Data records:
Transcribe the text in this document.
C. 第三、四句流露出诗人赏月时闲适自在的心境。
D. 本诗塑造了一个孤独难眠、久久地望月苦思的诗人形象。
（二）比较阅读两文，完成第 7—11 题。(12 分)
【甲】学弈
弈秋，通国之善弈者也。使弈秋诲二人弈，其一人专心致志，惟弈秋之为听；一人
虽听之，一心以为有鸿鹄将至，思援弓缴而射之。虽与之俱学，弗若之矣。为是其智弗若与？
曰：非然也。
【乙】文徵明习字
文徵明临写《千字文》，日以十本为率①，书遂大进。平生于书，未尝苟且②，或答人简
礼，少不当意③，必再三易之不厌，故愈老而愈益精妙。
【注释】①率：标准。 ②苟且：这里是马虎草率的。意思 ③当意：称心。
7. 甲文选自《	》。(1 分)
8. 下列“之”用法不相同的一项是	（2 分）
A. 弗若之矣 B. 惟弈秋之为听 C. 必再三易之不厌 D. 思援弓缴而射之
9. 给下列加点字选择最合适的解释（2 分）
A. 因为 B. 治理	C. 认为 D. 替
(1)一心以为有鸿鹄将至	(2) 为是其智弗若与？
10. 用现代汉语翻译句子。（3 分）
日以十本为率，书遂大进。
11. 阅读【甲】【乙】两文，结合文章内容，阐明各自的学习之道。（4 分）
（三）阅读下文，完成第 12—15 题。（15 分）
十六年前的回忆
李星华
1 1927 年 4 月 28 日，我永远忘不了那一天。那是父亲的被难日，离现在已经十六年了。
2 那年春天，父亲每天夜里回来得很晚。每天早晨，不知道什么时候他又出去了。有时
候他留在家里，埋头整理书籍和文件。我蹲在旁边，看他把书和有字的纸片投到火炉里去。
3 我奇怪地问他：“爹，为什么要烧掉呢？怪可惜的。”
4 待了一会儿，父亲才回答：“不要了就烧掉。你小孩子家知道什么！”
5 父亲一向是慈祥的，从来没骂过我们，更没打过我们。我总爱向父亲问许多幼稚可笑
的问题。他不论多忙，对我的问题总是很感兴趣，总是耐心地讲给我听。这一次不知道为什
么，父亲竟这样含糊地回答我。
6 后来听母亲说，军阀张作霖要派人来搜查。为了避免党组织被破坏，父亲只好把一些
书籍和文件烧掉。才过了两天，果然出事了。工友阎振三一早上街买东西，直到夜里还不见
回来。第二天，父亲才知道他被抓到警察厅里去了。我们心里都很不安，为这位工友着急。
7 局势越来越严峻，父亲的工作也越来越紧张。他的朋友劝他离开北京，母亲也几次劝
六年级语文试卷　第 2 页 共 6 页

Work to do:
Restate every entry word for word.

Result for this task:
Transcribe the text in this document.
C. 第三、四句流露出诗人赏月时闲适自在的心境。
D. 本诗塑造了一个孤独难眠、久久地望月苦思的诗人形象。
（二）比较阅读两文，完成第 7—11 题。(12 分)
【甲】学弈
弈秋，通国之善弈者也。使弈秋诲二人弈，其一人专心致志，惟弈秋之为听；一人
虽听之，一心以为有鸿鹄将至，思援弓缴而射之。虽与之俱学，弗若之矣。为是其智弗若与？
曰：非然也。
【乙】文徵明习字
文徵明临写《千字文》，日以十本为率①，书遂大进。平生于书，未尝苟且②，或答人简
礼，少不当意③，必再三易之不厌，故愈老而愈益精妙。
【注释】①率：标准。 ②苟且：这里是马虎草率的。意思 ③当意：称心。
7. 甲文选自《	》。(1 分)
8. 下列“之”用法不相同的一项是	（2 分）
A. 弗若之矣 B. 惟弈秋之为听 C. 必再三易之不厌 D. 思援弓缴而射之
9. 给下列加点字选择最合适的解释（2 分）
A. 因为 B. 治理	C. 认为 D. 替
(1)一心以为有鸿鹄将至	(2) 为是其智弗若与？
10. 用现代汉语翻译句子。（3 分）
日以十本为率，书遂大进。
11. 阅读【甲】【乙】两文，结合文章内容，阐明各自的学习之道。（4 分）
（三）阅读下文，完成第 12—15 题。（15 分）
十六年前的回忆
李星华
1 1927 年 4 月 28 日，我永远忘不了那一天。那是父亲的被难日，离现在已经十六年了。
2 那年春天，父亲每天夜里回来得很晚。每天早晨，不知道什么时候他又出去了。有时
候他留在家里，埋头整理书籍和文件。我蹲在旁边，看他把书和有字的纸片投到火炉里去。
3 我奇怪地问他：“爹，为什么要烧掉呢？怪可惜的。”
4 待了一会儿，父亲才回答：“不要了就烧掉。你小孩子家知道什么！”
5 父亲一向是慈祥的，从来没骂过我们，更没打过我们。我总爱向父亲问许多幼稚可笑
的问题。他不论多忙，对我的问题总是很感兴趣，总是耐心地讲给我听。这一次不知道为什
么，父亲竟这样含糊地回答我。
6 后来听母亲说，军阀张作霖要派人来搜查。为了避免党组织被破坏，父亲只好把一些
书籍和文件烧掉。才过了两天，果然出事了。工友阎振三一早上街买东西，直到夜里还不见
回来。第二天，父亲才知道他被抓到警察厅里去了。我们心里都很不安，为这位工友着急。
7 局势越来越严峻，父亲的工作也越来越紧张。他的朋友劝他离开北京，母亲也几次劝
六年级语文试卷　第 2 页 共 6 页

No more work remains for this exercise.